» What is needed: Transcribe the listing word for word.

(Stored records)

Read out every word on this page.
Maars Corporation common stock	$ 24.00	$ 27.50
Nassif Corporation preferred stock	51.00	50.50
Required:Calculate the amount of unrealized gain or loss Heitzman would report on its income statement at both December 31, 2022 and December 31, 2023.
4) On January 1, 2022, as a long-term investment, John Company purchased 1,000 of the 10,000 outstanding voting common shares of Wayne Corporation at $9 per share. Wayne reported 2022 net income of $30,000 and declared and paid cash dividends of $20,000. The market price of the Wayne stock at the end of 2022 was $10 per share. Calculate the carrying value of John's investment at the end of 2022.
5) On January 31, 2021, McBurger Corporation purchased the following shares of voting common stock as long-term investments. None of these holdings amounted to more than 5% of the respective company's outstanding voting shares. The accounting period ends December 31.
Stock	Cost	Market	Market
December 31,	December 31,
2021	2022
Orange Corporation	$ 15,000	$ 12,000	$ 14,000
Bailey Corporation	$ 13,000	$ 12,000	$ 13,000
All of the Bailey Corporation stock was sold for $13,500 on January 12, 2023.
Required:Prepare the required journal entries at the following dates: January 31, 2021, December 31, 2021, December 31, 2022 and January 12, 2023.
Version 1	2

» Result below:
Read out every word on this page.
Maars Corporation common stock	$ 24.00	$ 27.50
Nassif Corporation preferred stock	51.00	50.50
Required:Calculate the amount of unrealized gain or loss Heitzman would report on its income statement at both December 31, 2022 and December 31, 2023.
4) On January 1, 2022, as a long-term investment, John Company purchased 1,000 of the 10,000 outstanding voting common shares of Wayne Corporation at $9 per share. Wayne reported 2022 net income of $30,000 and declared and paid cash dividends of $20,000. The market price of the Wayne stock at the end of 2022 was $10 per share. Calculate the carrying value of John's investment at the end of 2022.
5) On January 31, 2021, McBurger Corporation purchased the following shares of voting common stock as long-term investments. None of these holdings amounted to more than 5% of the respective company's outstanding voting shares. The accounting period ends December 31.
Stock	Cost	Market	Market
December 31,	December 31,
2021	2022
Orange Corporation	$ 15,000	$ 12,000	$ 14,000
Bailey Corporation	$ 13,000	$ 12,000	$ 13,000
All of the Bailey Corporation stock was sold for $13,500 on January 12, 2023.
Required:Prepare the required journal entries at the following dates: January 31, 2021, December 31, 2021, December 31, 2022 and January 12, 2023.
Version 1	2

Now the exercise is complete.